■ Задача 1:
Выпишите из рецензии на «Кюхлю» дословно фрагмент между словами «Рецензия на книгу» и «мягким знаком.», включая их.
■ Задача 2:
Какой датой помечена рецензия на «Кюхлю»?

Рецензия на книгу
Кюхля
Ю. Н. Тынянов
Аноним17 февраля 2014 г.Тот век рассыпался как мел, который словом жить умел,
что начиналось с буквы «л», заканчиваясь
мягким знаком.
Ю. Визбор
Книга Тынянова создает ощущение. Она втягивает тебя, читателя, если ты внимателен и тих, в свой трогательный и хрупкий, но тяжелый – весомый – мир. Здесь чины и звания (они и сейчас такие); человеческая грязь, и мелкая суетливость, и пьянящее предчувствие перемен; дружба и товарищество, влюблённость к достойным; иногда заблуждения, конечно; честолюбие, при этом «непамятозлобие» и прощение. Здесь герои; вечные, вечные наши бедные донкиходы, их образ печальный.

■ Фрагмент набора данных:
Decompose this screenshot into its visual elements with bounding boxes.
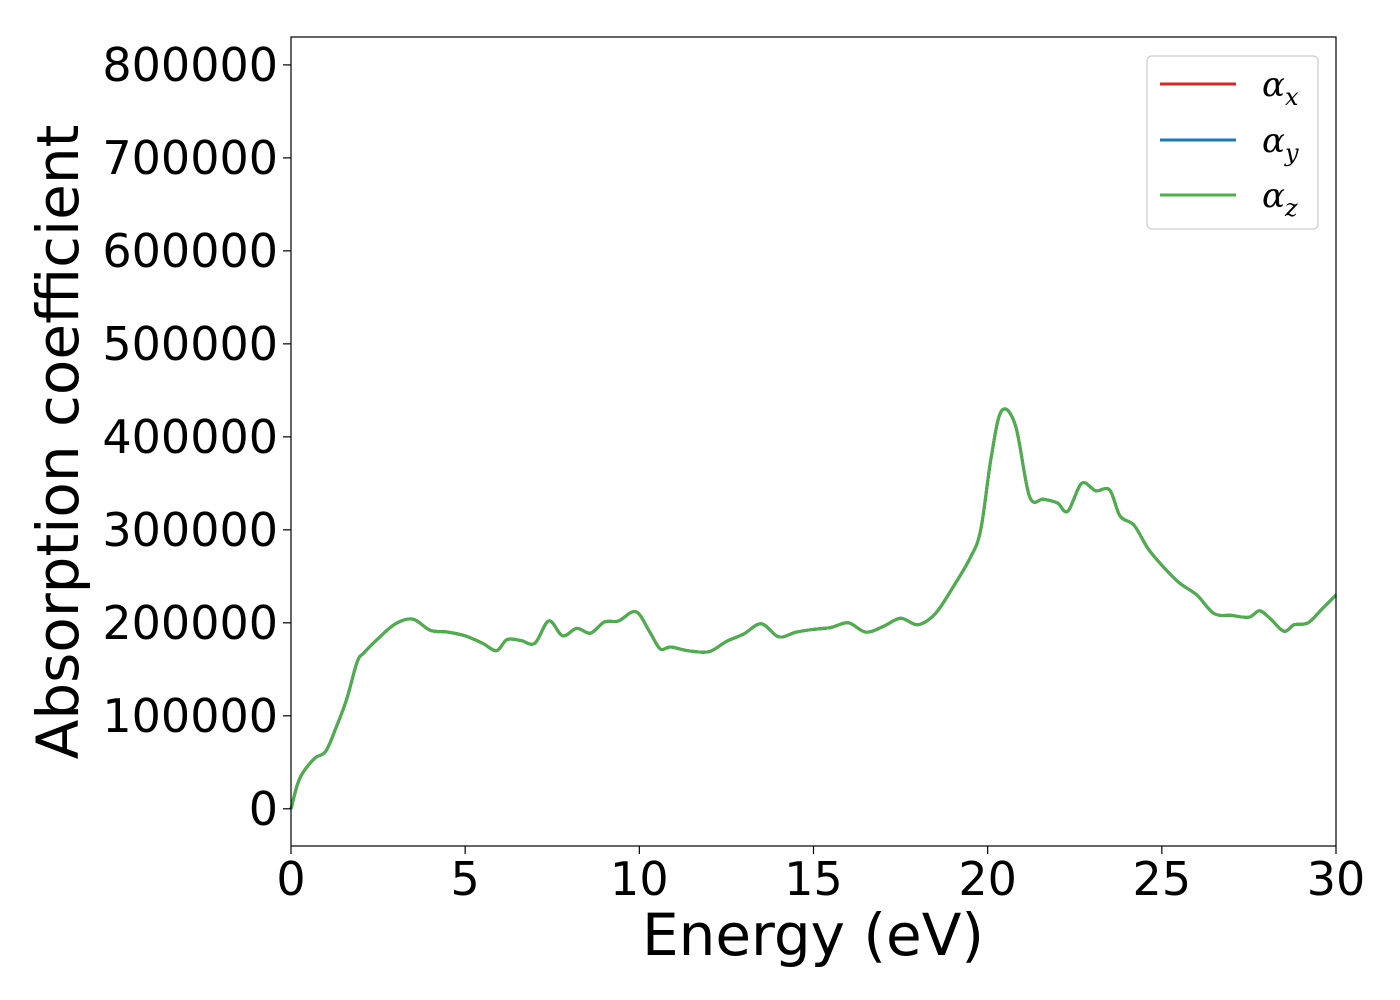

■ Ответ 1:
Рецензия на книгу
Кюхля
Ю. Н. Тынянов
Аноним17 февраля 2014 г.Тот век рассыпался как мел, который словом жить умел,
что начиналось с буквы «л», заканчиваясь
мягким знаком.

■ Ответ 2:
17 февраля 2014 года.